-- Begin Supplied data --

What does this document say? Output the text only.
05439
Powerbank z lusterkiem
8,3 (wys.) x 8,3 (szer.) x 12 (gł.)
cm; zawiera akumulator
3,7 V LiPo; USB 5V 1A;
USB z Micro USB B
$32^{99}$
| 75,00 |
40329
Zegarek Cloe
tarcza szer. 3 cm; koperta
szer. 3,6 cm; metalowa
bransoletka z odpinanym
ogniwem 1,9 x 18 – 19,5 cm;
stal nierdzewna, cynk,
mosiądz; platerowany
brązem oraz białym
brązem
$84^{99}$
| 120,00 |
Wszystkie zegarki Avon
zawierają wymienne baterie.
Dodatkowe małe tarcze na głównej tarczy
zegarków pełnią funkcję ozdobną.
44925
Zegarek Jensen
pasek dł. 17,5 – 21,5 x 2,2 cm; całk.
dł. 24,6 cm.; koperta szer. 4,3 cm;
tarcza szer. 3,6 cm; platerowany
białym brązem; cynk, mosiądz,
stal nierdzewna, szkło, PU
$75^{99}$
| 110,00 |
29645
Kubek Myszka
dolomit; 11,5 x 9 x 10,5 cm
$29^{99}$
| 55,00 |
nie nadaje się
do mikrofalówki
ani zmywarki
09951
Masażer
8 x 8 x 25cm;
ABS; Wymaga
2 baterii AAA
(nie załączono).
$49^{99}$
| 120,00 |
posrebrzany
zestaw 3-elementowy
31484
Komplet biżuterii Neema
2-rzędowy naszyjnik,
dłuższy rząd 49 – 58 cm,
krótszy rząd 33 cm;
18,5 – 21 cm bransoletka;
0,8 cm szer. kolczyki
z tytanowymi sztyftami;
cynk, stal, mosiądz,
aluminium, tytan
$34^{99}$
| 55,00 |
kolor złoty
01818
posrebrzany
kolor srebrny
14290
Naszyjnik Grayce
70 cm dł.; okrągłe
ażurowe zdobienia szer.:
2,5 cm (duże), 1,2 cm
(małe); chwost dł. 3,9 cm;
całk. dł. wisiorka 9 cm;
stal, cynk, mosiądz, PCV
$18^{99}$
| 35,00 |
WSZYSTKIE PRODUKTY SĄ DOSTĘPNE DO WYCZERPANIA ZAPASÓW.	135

-- End Supplied data --

Directions for this task.
All of the entries should be written out again exactly.

Response.
What does this document say? Output the text only.
05439
Powerbank z lusterkiem
8,3 (wys.) x 8,3 (szer.) x 12 (gł.)
cm; zawiera akumulator
3,7 V LiPo; USB 5V 1A;
USB z Micro USB B
$32^{99}$
| 75,00 |
40329
Zegarek Cloe
tarcza szer. 3 cm; koperta
szer. 3,6 cm; metalowa
bransoletka z odpinanym
ogniwem 1,9 x 18 – 19,5 cm;
stal nierdzewna, cynk,
mosiądz; platerowany
brązem oraz białym
brązem
$84^{99}$
| 120,00 |
Wszystkie zegarki Avon
zawierają wymienne baterie.
Dodatkowe małe tarcze na głównej tarczy
zegarków pełnią funkcję ozdobną.
44925
Zegarek Jensen
pasek dł. 17,5 – 21,5 x 2,2 cm; całk.
dł. 24,6 cm.; koperta szer. 4,3 cm;
tarcza szer. 3,6 cm; platerowany
białym brązem; cynk, mosiądz,
stal nierdzewna, szkło, PU
$75^{99}$
| 110,00 |
29645
Kubek Myszka
dolomit; 11,5 x 9 x 10,5 cm
$29^{99}$
| 55,00 |
nie nadaje się
do mikrofalówki
ani zmywarki
09951
Masażer
8 x 8 x 25cm;
ABS; Wymaga
2 baterii AAA
(nie załączono).
$49^{99}$
| 120,00 |
posrebrzany
zestaw 3-elementowy
31484
Komplet biżuterii Neema
2-rzędowy naszyjnik,
dłuższy rząd 49 – 58 cm,
krótszy rząd 33 cm;
18,5 – 21 cm bransoletka;
0,8 cm szer. kolczyki
z tytanowymi sztyftami;
cynk, stal, mosiądz,
aluminium, tytan
$34^{99}$
| 55,00 |
kolor złoty
01818
posrebrzany
kolor srebrny
14290
Naszyjnik Grayce
70 cm dł.; okrągłe
ażurowe zdobienia szer.:
2,5 cm (duże), 1,2 cm
(małe); chwost dł. 3,9 cm;
całk. dł. wisiorka 9 cm;
stal, cynk, mosiądz, PCV
$18^{99}$
| 35,00 |
WSZYSTKIE PRODUKTY SĄ DOSTĘPNE DO WYCZERPANIA ZAPASÓW.	135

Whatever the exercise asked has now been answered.